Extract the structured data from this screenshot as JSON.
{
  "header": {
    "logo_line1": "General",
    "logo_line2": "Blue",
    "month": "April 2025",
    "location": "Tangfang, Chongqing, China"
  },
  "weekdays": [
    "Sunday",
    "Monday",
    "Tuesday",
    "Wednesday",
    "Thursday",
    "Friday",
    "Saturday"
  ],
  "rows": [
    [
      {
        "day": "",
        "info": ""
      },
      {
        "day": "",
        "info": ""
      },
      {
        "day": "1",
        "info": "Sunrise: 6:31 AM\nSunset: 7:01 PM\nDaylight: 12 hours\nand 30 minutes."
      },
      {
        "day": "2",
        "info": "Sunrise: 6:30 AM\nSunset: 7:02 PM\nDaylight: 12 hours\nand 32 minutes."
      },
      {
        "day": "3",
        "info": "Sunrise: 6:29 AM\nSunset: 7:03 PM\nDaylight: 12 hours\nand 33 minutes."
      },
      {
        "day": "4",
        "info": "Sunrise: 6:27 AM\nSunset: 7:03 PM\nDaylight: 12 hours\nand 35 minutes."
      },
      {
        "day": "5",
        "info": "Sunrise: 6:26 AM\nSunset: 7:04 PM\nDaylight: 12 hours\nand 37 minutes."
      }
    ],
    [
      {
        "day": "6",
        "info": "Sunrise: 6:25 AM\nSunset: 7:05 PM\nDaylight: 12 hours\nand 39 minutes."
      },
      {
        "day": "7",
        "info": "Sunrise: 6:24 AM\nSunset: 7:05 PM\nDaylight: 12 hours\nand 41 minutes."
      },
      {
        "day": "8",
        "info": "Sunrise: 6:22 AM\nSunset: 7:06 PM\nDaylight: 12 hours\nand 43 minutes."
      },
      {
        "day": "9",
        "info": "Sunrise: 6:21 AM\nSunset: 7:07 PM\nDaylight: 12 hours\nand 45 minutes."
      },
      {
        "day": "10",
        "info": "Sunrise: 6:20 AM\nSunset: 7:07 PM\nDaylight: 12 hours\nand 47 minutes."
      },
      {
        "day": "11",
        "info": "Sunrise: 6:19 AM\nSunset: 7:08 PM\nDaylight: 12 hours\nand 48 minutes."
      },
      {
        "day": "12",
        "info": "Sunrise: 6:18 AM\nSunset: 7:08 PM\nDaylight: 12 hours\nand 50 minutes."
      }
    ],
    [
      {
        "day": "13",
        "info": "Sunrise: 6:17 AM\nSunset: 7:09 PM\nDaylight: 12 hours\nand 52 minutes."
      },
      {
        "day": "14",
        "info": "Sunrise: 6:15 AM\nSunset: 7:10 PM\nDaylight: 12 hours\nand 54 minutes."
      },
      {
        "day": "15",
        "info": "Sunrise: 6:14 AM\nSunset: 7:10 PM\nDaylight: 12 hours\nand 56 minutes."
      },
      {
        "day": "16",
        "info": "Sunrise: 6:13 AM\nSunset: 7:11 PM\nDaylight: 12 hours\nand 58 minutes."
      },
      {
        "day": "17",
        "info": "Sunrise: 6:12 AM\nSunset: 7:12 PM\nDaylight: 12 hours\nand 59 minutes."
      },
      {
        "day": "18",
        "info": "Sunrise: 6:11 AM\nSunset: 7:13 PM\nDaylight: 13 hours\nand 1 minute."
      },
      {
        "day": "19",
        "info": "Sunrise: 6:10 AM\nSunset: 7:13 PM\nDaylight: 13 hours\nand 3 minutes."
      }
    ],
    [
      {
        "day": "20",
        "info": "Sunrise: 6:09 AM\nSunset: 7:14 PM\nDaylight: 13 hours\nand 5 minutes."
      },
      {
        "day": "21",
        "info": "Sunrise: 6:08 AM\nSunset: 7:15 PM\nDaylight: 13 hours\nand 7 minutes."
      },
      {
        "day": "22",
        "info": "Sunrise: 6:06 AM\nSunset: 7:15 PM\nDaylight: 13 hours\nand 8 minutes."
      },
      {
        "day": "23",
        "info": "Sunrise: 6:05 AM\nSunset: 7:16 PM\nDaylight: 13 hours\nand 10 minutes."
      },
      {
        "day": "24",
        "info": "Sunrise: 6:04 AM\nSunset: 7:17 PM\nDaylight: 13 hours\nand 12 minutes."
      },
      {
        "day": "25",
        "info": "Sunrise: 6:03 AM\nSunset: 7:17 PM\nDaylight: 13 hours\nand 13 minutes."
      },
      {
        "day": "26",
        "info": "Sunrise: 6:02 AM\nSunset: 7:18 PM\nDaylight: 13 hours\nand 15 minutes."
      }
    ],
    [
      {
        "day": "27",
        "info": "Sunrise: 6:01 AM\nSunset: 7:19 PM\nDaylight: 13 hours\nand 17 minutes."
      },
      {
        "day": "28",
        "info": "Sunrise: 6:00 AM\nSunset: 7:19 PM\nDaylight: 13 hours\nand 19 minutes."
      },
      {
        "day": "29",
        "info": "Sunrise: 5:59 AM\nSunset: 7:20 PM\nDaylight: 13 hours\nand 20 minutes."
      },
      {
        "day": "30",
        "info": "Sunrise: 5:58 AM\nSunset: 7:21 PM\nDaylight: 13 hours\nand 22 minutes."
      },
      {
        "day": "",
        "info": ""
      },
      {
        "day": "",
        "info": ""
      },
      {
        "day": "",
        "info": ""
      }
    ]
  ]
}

GIVEN REQUEST: Each line of the listing should be echoed back exactly.

EXERCISE RESPONSE:
Extract the structured data from this screenshot as JSON.
{
  "header": {
    "logo_line1": "General",
    "logo_line2": "Blue",
    "month": "April 2025",
    "location": "Tangfang, Chongqing, China"
  },
  "weekdays": [
    "Sunday",
    "Monday",
    "Tuesday",
    "Wednesday",
    "Thursday",
    "Friday",
    "Saturday"
  ],
  "rows": [
    [
      {
        "day": "",
        "info": ""
      },
      {
        "day": "",
        "info": ""
      },
      {
        "day": "1",
        "info": "Sunrise: 6:31 AM\nSunset: 7:01 PM\nDaylight: 12 hours\nand 30 minutes."
      },
      {
        "day": "2",
        "info": "Sunrise: 6:30 AM\nSunset: 7:02 PM\nDaylight: 12 hours\nand 32 minutes."
      },
      {
        "day": "3",
        "info": "Sunrise: 6:29 AM\nSunset: 7:03 PM\nDaylight: 12 hours\nand 33 minutes."
      },
      {
        "day": "4",
        "info": "Sunrise: 6:27 AM\nSunset: 7:03 PM\nDaylight: 12 hours\nand 35 minutes."
      },
      {
        "day": "5",
        "info": "Sunrise: 6:26 AM\nSunset: 7:04 PM\nDaylight: 12 hours\nand 37 minutes."
      }
    ],
    [
      {
        "day": "6",
        "info": "Sunrise: 6:25 AM\nSunset: 7:05 PM\nDaylight: 12 hours\nand 39 minutes."
      },
      {
        "day": "7",
        "info": "Sunrise: 6:24 AM\nSunset: 7:05 PM\nDaylight: 12 hours\nand 41 minutes."
      },
      {
        "day": "8",
        "info": "Sunrise: 6:22 AM\nSunset: 7:06 PM\nDaylight: 12 hours\nand 43 minutes."
      },
      {
        "day": "9",
        "info": "Sunrise: 6:21 AM\nSunset: 7:07 PM\nDaylight: 12 hours\nand 45 minutes."
      },
      {
        "day": "10",
        "info": "Sunrise: 6:20 AM\nSunset: 7:07 PM\nDaylight: 12 hours\nand 47 minutes."
      },
      {
        "day": "11",
        "info": "Sunrise: 6:19 AM\nSunset: 7:08 PM\nDaylight: 12 hours\nand 48 minutes."
      },
      {
        "day": "12",
        "info": "Sunrise: 6:18 AM\nSunset: 7:08 PM\nDaylight: 12 hours\nand 50 minutes."
      }
    ],
    [
      {
        "day": "13",
        "info": "Sunrise: 6:17 AM\nSunset: 7:09 PM\nDaylight: 12 hours\nand 52 minutes."
      },
      {
        "day": "14",
        "info": "Sunrise: 6:15 AM\nSunset: 7:10 PM\nDaylight: 12 hours\nand 54 minutes."
      },
      {
        "day": "15",
        "info": "Sunrise: 6:14 AM\nSunset: 7:10 PM\nDaylight: 12 hours\nand 56 minutes."
      },
      {
        "day": "16",
        "info": "Sunrise: 6:13 AM\nSunset: 7:11 PM\nDaylight: 12 hours\nand 58 minutes."
      },
      {
        "day": "17",
        "info": "Sunrise: 6:12 AM\nSunset: 7:12 PM\nDaylight: 12 hours\nand 59 minutes."
      },
      {
        "day": "18",
        "info": "Sunrise: 6:11 AM\nSunset: 7:13 PM\nDaylight: 13 hours\nand 1 minute."
      },
      {
        "day": "19",
        "info": "Sunrise: 6:10 AM\nSunset: 7:13 PM\nDaylight: 13 hours\nand 3 minutes."
      }
    ],
    [
      {
        "day": "20",
        "info": "Sunrise: 6:09 AM\nSunset: 7:14 PM\nDaylight: 13 hours\nand 5 minutes."
      },
      {
        "day": "21",
        "info": "Sunrise: 6:08 AM\nSunset: 7:15 PM\nDaylight: 13 hours\nand 7 minutes."
      },
      {
        "day": "22",
        "info": "Sunrise: 6:06 AM\nSunset: 7:15 PM\nDaylight: 13 hours\nand 8 minutes."
      },
      {
        "day": "23",
        "info": "Sunrise: 6:05 AM\nSunset: 7:16 PM\nDaylight: 13 hours\nand 10 minutes."
      },
      {
        "day": "24",
        "info": "Sunrise: 6:04 AM\nSunset: 7:17 PM\nDaylight: 13 hours\nand 12 minutes."
      },
      {
        "day": "25",
        "info": "Sunrise: 6:03 AM\nSunset: 7:17 PM\nDaylight: 13 hours\nand 13 minutes."
      },
      {
        "day": "26",
        "info": "Sunrise: 6:02 AM\nSunset: 7:18 PM\nDaylight: 13 hours\nand 15 minutes."
      }
    ],
    [
      {
        "day": "27",
        "info": "Sunrise: 6:01 AM\nSunset: 7:19 PM\nDaylight: 13 hours\nand 17 minutes."
      },
      {
        "day": "28",
        "info": "Sunrise: 6:00 AM\nSunset: 7:19 PM\nDaylight: 13 hours\nand 19 minutes."
      },
      {
        "day": "29",
        "info": "Sunrise: 5:59 AM\nSunset: 7:20 PM\nDaylight: 13 hours\nand 20 minutes."
      },
      {
        "day": "30",
        "info": "Sunrise: 5:58 AM\nSunset: 7:21 PM\nDaylight: 13 hours\nand 22 minutes."
      },
      {
        "day": "",
        "info": ""
      },
      {
        "day": "",
        "info": ""
      },
      {
        "day": "",
        "info": ""
      }
    ]
  ]
}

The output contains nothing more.